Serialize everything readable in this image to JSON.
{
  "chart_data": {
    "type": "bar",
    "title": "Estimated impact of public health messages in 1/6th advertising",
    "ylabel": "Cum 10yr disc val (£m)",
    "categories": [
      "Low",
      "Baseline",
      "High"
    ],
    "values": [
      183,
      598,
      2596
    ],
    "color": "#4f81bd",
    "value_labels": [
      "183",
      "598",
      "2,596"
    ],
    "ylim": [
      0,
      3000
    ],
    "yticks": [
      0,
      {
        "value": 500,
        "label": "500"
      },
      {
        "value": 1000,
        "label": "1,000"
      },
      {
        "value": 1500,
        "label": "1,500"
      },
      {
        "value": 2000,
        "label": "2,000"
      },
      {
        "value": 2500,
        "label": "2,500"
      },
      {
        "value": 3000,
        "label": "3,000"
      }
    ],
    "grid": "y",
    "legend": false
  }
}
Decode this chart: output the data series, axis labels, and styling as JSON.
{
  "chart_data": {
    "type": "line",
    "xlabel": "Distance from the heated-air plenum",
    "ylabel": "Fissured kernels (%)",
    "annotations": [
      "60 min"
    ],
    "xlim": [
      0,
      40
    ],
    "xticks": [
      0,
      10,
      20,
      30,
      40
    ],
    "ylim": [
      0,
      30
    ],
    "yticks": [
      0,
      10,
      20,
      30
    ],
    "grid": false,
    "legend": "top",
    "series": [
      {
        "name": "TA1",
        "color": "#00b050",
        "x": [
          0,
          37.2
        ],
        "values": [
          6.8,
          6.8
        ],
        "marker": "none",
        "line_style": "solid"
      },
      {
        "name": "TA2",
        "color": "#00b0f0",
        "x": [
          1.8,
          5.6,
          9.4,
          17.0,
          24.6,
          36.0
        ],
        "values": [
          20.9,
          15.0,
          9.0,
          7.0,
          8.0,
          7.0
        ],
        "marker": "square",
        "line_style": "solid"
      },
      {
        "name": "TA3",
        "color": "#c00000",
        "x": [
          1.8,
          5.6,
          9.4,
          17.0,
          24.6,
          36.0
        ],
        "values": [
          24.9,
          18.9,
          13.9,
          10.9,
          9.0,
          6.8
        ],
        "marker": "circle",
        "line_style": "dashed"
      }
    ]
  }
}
---
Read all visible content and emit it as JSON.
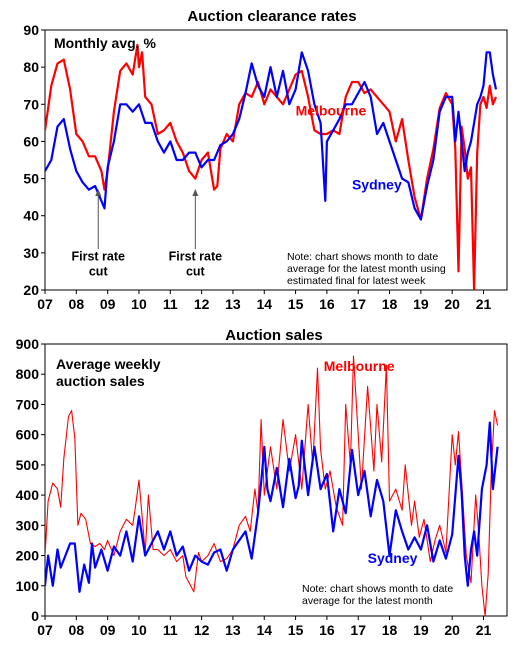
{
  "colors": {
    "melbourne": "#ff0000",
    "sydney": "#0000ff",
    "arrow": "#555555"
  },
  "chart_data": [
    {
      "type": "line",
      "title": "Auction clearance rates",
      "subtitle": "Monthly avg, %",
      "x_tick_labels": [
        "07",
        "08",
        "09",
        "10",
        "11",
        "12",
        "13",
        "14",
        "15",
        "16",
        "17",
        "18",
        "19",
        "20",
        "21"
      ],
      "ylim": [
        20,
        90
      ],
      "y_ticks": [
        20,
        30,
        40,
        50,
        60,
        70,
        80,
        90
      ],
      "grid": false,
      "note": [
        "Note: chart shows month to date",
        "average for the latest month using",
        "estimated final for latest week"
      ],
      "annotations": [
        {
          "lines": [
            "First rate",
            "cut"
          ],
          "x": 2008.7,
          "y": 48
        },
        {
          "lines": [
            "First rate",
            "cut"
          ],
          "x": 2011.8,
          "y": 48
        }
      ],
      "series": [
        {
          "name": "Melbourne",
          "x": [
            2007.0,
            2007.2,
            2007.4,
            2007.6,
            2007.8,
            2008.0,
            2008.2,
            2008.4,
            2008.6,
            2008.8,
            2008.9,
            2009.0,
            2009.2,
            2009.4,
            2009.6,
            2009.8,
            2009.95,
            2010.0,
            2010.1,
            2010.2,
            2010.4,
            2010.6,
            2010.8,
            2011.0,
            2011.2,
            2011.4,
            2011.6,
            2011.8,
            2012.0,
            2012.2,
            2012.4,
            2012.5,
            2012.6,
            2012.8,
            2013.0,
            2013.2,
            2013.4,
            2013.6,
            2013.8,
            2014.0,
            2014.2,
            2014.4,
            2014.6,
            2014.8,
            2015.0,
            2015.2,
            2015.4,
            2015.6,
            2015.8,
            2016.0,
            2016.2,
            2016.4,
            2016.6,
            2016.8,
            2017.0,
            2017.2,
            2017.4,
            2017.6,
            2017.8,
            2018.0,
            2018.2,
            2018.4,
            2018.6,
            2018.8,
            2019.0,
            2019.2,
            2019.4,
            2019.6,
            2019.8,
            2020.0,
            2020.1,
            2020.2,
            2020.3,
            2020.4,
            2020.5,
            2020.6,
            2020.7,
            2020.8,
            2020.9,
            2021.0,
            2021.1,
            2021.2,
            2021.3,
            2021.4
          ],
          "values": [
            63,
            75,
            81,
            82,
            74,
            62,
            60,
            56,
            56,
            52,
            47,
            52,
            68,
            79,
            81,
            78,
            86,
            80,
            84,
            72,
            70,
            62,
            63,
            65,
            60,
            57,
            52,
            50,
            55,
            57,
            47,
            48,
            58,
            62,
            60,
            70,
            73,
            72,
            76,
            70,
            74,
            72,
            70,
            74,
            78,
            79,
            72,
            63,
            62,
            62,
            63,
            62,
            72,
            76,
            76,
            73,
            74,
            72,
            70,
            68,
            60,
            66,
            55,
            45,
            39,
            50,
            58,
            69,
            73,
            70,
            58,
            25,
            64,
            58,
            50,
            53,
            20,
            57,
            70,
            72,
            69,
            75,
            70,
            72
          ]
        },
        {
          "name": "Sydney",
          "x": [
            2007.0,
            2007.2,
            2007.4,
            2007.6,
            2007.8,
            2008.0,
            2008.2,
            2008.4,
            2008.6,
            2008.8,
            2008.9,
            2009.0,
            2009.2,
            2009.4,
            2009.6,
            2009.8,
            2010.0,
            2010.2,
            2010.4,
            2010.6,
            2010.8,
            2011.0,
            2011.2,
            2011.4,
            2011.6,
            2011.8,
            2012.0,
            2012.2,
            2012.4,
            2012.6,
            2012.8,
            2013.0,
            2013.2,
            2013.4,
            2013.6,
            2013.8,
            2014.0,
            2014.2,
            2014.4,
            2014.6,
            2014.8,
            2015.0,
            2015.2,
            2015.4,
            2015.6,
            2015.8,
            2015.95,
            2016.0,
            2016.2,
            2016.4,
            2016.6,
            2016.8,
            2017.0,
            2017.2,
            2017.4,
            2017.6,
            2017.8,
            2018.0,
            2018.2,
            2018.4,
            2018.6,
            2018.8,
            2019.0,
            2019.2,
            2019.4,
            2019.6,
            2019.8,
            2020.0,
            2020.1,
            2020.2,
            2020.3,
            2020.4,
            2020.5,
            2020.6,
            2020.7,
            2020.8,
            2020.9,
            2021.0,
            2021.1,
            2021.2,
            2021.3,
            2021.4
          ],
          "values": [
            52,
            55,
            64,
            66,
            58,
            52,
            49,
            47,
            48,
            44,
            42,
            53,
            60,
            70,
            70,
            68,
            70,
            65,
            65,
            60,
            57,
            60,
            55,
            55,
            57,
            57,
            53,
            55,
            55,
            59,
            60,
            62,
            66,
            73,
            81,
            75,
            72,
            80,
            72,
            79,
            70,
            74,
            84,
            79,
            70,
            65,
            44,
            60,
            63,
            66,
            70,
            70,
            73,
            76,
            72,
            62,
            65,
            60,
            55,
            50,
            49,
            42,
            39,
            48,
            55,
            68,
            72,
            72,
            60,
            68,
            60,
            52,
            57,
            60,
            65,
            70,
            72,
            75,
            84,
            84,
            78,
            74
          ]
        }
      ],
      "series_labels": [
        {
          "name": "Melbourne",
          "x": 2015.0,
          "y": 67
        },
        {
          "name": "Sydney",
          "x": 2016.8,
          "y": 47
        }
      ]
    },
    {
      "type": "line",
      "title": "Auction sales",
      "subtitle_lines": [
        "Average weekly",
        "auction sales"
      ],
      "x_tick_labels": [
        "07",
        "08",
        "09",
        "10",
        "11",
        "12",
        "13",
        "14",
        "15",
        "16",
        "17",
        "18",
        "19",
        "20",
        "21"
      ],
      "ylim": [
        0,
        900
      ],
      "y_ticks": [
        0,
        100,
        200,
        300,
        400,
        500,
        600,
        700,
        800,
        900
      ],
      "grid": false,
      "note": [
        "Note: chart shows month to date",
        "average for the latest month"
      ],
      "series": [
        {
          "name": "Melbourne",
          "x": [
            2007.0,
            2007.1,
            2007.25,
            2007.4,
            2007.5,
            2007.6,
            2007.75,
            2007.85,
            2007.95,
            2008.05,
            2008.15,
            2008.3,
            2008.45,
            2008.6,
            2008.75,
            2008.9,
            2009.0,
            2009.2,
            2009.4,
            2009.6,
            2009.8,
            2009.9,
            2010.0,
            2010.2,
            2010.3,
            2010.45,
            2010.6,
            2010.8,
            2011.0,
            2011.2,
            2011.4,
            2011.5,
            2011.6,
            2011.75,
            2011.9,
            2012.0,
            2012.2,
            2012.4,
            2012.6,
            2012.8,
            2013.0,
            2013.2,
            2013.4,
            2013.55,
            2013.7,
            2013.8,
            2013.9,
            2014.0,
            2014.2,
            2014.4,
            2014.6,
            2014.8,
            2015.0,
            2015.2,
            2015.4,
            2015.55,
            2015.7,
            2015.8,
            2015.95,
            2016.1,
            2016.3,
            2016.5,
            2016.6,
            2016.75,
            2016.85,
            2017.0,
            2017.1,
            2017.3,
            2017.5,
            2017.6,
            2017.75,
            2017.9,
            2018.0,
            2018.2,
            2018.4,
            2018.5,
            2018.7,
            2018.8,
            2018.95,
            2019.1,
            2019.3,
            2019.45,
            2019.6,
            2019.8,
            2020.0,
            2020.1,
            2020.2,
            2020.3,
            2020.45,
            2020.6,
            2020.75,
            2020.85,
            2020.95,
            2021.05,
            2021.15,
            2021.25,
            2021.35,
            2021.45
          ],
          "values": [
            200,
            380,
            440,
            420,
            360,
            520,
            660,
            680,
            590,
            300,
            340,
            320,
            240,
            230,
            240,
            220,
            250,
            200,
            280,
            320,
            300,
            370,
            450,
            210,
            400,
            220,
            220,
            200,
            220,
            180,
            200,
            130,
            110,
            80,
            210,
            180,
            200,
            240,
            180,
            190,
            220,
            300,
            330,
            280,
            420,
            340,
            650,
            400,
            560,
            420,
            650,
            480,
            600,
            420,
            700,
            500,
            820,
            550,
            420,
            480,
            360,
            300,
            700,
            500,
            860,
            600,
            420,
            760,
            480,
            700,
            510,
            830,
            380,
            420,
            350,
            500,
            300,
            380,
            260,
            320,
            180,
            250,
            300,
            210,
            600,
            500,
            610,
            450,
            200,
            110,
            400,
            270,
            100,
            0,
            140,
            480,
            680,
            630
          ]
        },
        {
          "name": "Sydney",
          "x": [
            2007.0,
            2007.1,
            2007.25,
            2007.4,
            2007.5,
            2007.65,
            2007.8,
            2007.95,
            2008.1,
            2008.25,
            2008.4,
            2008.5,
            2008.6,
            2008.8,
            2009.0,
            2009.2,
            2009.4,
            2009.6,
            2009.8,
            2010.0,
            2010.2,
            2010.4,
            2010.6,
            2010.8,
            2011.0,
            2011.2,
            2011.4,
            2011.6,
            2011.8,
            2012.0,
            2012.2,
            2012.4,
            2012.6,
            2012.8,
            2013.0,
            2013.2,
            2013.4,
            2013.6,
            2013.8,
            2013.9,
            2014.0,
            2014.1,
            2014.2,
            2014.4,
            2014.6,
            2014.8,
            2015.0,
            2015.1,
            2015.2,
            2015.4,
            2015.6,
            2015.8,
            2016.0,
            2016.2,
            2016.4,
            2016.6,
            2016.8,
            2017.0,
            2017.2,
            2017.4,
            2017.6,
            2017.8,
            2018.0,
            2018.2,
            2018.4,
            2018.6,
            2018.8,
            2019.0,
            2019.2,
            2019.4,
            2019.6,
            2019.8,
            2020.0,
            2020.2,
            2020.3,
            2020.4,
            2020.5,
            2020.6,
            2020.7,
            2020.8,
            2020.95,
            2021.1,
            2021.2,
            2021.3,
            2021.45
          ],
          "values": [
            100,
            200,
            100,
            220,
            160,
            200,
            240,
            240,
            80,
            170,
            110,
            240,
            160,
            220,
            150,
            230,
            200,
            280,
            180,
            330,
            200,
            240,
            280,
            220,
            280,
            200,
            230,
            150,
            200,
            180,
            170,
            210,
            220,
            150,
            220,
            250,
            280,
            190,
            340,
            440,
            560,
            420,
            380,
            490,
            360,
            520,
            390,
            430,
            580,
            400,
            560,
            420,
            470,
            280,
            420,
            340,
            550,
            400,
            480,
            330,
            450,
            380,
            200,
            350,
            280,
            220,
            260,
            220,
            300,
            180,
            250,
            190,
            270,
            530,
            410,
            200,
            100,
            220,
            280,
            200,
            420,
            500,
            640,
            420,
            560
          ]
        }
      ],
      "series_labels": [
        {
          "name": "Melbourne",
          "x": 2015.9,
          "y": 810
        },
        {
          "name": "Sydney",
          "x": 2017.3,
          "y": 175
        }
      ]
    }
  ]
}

» **Problem statement**
Among the records above, find each line holding the string "latest" and pull it out.

» **Correct result**
        "average for the latest month using",
        "estimated final for latest week"
        "average for the latest month"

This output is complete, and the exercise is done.